** start of RECORDS PROVIDED **

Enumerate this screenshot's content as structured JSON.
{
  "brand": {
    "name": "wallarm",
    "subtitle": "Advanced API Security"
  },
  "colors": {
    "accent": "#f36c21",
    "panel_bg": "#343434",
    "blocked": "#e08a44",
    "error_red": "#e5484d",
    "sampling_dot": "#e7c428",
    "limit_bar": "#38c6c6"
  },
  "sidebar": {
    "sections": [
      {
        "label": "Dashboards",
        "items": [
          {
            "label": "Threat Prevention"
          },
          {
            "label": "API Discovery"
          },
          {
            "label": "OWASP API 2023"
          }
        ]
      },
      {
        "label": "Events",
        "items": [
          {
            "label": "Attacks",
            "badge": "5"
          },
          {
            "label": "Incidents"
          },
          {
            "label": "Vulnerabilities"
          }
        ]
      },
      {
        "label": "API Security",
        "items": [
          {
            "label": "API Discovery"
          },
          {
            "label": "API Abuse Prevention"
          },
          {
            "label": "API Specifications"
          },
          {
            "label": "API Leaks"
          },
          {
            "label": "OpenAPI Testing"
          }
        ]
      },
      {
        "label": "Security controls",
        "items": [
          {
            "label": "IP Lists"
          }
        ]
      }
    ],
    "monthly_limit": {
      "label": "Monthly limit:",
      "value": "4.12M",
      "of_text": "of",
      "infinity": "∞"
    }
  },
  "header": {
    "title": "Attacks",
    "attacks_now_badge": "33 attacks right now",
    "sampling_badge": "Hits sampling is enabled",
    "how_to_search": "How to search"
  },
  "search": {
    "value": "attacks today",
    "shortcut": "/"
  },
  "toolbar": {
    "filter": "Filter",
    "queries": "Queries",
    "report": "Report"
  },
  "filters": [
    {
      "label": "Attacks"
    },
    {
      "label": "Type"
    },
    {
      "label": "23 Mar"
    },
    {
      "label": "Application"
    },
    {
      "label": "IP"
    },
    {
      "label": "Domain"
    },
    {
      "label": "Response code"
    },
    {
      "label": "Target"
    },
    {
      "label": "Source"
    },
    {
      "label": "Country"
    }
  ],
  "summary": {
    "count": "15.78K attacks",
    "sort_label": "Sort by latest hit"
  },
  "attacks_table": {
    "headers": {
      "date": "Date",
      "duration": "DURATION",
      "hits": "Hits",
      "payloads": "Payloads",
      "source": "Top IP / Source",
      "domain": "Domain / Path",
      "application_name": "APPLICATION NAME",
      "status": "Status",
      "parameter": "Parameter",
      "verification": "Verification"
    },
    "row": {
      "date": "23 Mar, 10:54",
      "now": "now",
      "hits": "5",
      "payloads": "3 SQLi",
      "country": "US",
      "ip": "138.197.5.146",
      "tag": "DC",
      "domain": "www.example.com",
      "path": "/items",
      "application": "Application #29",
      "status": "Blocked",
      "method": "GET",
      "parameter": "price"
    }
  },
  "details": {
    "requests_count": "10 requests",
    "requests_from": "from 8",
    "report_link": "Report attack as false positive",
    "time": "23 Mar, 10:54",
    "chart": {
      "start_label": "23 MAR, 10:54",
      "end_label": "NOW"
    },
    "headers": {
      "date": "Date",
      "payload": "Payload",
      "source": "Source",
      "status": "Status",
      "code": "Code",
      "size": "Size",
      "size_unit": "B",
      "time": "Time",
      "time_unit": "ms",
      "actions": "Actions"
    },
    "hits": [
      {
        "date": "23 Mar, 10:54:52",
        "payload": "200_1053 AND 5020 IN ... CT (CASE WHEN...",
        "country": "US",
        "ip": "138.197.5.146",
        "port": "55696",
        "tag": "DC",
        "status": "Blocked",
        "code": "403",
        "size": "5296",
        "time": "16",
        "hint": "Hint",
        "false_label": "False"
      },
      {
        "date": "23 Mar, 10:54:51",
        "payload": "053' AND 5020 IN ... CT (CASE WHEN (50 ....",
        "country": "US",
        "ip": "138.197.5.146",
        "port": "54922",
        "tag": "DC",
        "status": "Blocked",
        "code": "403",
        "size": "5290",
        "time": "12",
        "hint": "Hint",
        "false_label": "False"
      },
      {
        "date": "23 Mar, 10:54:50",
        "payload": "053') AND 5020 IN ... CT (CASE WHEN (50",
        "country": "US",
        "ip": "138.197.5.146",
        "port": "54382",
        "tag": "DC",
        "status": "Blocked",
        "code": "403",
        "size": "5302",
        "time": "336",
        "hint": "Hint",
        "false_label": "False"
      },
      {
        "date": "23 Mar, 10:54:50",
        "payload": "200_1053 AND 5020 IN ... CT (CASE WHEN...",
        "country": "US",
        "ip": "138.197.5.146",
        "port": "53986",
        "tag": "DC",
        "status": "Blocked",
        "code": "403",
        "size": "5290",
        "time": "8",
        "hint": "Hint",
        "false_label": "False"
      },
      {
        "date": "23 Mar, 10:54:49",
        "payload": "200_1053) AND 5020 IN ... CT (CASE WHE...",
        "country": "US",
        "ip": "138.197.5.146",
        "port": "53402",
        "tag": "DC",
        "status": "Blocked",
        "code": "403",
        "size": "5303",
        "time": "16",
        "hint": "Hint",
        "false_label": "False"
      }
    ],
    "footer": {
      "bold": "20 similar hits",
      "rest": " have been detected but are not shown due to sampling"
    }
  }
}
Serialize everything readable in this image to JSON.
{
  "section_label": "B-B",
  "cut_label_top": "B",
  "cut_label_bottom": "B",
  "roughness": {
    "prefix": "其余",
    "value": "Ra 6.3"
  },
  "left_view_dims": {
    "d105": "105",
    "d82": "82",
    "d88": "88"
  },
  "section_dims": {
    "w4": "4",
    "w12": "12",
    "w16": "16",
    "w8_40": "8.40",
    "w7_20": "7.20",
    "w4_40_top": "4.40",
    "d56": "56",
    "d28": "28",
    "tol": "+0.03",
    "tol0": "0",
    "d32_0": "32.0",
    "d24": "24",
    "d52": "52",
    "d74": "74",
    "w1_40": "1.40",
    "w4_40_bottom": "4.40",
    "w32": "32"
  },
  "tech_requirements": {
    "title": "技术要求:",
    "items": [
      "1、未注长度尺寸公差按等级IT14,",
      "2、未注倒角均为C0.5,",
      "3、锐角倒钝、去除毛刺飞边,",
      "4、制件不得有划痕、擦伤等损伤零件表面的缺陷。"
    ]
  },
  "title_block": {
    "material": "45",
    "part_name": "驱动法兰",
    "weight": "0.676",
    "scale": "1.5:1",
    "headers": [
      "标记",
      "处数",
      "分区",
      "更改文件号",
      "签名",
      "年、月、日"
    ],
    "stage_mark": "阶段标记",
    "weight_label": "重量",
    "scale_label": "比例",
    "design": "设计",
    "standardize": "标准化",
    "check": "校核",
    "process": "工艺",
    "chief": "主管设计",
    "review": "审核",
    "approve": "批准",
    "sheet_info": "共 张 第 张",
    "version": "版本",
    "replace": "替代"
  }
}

** end of RECORDS PROVIDED **

Exactly reproduce every record.

* [SOLUTION TO THIS TASK]:
Enumerate this screenshot's content as structured JSON.
{
  "brand": {
    "name": "wallarm",
    "subtitle": "Advanced API Security"
  },
  "colors": {
    "accent": "#f36c21",
    "panel_bg": "#343434",
    "blocked": "#e08a44",
    "error_red": "#e5484d",
    "sampling_dot": "#e7c428",
    "limit_bar": "#38c6c6"
  },
  "sidebar": {
    "sections": [
      {
        "label": "Dashboards",
        "items": [
          {
            "label": "Threat Prevention"
          },
          {
            "label": "API Discovery"
          },
          {
            "label": "OWASP API 2023"
          }
        ]
      },
      {
        "label": "Events",
        "items": [
          {
            "label": "Attacks",
            "badge": "5"
          },
          {
            "label": "Incidents"
          },
          {
            "label": "Vulnerabilities"
          }
        ]
      },
      {
        "label": "API Security",
        "items": [
          {
            "label": "API Discovery"
          },
          {
            "label": "API Abuse Prevention"
          },
          {
            "label": "API Specifications"
          },
          {
            "label": "API Leaks"
          },
          {
            "label": "OpenAPI Testing"
          }
        ]
      },
      {
        "label": "Security controls",
        "items": [
          {
            "label": "IP Lists"
          }
        ]
      }
    ],
    "monthly_limit": {
      "label": "Monthly limit:",
      "value": "4.12M",
      "of_text": "of",
      "infinity": "∞"
    }
  },
  "header": {
    "title": "Attacks",
    "attacks_now_badge": "33 attacks right now",
    "sampling_badge": "Hits sampling is enabled",
    "how_to_search": "How to search"
  },
  "search": {
    "value": "attacks today",
    "shortcut": "/"
  },
  "toolbar": {
    "filter": "Filter",
    "queries": "Queries",
    "report": "Report"
  },
  "filters": [
    {
      "label": "Attacks"
    },
    {
      "label": "Type"
    },
    {
      "label": "23 Mar"
    },
    {
      "label": "Application"
    },
    {
      "label": "IP"
    },
    {
      "label": "Domain"
    },
    {
      "label": "Response code"
    },
    {
      "label": "Target"
    },
    {
      "label": "Source"
    },
    {
      "label": "Country"
    }
  ],
  "summary": {
    "count": "15.78K attacks",
    "sort_label": "Sort by latest hit"
  },
  "attacks_table": {
    "headers": {
      "date": "Date",
      "duration": "DURATION",
      "hits": "Hits",
      "payloads": "Payloads",
      "source": "Top IP / Source",
      "domain": "Domain / Path",
      "application_name": "APPLICATION NAME",
      "status": "Status",
      "parameter": "Parameter",
      "verification": "Verification"
    },
    "row": {
      "date": "23 Mar, 10:54",
      "now": "now",
      "hits": "5",
      "payloads": "3 SQLi",
      "country": "US",
      "ip": "138.197.5.146",
      "tag": "DC",
      "domain": "www.example.com",
      "path": "/items",
      "application": "Application #29",
      "status": "Blocked",
      "method": "GET",
      "parameter": "price"
    }
  },
  "details": {
    "requests_count": "10 requests",
    "requests_from": "from 8",
    "report_link": "Report attack as false positive",
    "time": "23 Mar, 10:54",
    "chart": {
      "start_label": "23 MAR, 10:54",
      "end_label": "NOW"
    },
    "headers": {
      "date": "Date",
      "payload": "Payload",
      "source": "Source",
      "status": "Status",
      "code": "Code",
      "size": "Size",
      "size_unit": "B",
      "time": "Time",
      "time_unit": "ms",
      "actions": "Actions"
    },
    "hits": [
      {
        "date": "23 Mar, 10:54:52",
        "payload": "200_1053 AND 5020 IN ... CT (CASE WHEN...",
        "country": "US",
        "ip": "138.197.5.146",
        "port": "55696",
        "tag": "DC",
        "status": "Blocked",
        "code": "403",
        "size": "5296",
        "time": "16",
        "hint": "Hint",
        "false_label": "False"
      },
      {
        "date": "23 Mar, 10:54:51",
        "payload": "053' AND 5020 IN ... CT (CASE WHEN (50 ....",
        "country": "US",
        "ip": "138.197.5.146",
        "port": "54922",
        "tag": "DC",
        "status": "Blocked",
        "code": "403",
        "size": "5290",
        "time": "12",
        "hint": "Hint",
        "false_label": "False"
      },
      {
        "date": "23 Mar, 10:54:50",
        "payload": "053') AND 5020 IN ... CT (CASE WHEN (50",
        "country": "US",
        "ip": "138.197.5.146",
        "port": "54382",
        "tag": "DC",
        "status": "Blocked",
        "code": "403",
        "size": "5302",
        "time": "336",
        "hint": "Hint",
        "false_label": "False"
      },
      {
        "date": "23 Mar, 10:54:50",
        "payload": "200_1053 AND 5020 IN ... CT (CASE WHEN...",
        "country": "US",
        "ip": "138.197.5.146",
        "port": "53986",
        "tag": "DC",
        "status": "Blocked",
        "code": "403",
        "size": "5290",
        "time": "8",
        "hint": "Hint",
        "false_label": "False"
      },
      {
        "date": "23 Mar, 10:54:49",
        "payload": "200_1053) AND 5020 IN ... CT (CASE WHE...",
        "country": "US",
        "ip": "138.197.5.146",
        "port": "53402",
        "tag": "DC",
        "status": "Blocked",
        "code": "403",
        "size": "5303",
        "time": "16",
        "hint": "Hint",
        "false_label": "False"
      }
    ],
    "footer": {
      "bold": "20 similar hits",
      "rest": " have been detected but are not shown due to sampling"
    }
  }
}
Serialize everything readable in this image to JSON.
{
  "section_label": "B-B",
  "cut_label_top": "B",
  "cut_label_bottom": "B",
  "roughness": {
    "prefix": "其余",
    "value": "Ra 6.3"
  },
  "left_view_dims": {
    "d105": "105",
    "d82": "82",
    "d88": "88"
  },
  "section_dims": {
    "w4": "4",
    "w12": "12",
    "w16": "16",
    "w8_40": "8.40",
    "w7_20": "7.20",
    "w4_40_top": "4.40",
    "d56": "56",
    "d28": "28",
    "tol": "+0.03",
    "tol0": "0",
    "d32_0": "32.0",
    "d24": "24",
    "d52": "52",
    "d74": "74",
    "w1_40": "1.40",
    "w4_40_bottom": "4.40",
    "w32": "32"
  },
  "tech_requirements": {
    "title": "技术要求:",
    "items": [
      "1、未注长度尺寸公差按等级IT14,",
      "2、未注倒角均为C0.5,",
      "3、锐角倒钝、去除毛刺飞边,",
      "4、制件不得有划痕、擦伤等损伤零件表面的缺陷。"
    ]
  },
  "title_block": {
    "material": "45",
    "part_name": "驱动法兰",
    "weight": "0.676",
    "scale": "1.5:1",
    "headers": [
      "标记",
      "处数",
      "分区",
      "更改文件号",
      "签名",
      "年、月、日"
    ],
    "stage_mark": "阶段标记",
    "weight_label": "重量",
    "scale_label": "比例",
    "design": "设计",
    "standardize": "标准化",
    "check": "校核",
    "process": "工艺",
    "chief": "主管设计",
    "review": "审核",
    "approve": "批准",
    "sheet_info": "共 张 第 张",
    "version": "版本",
    "replace": "替代"
  }
}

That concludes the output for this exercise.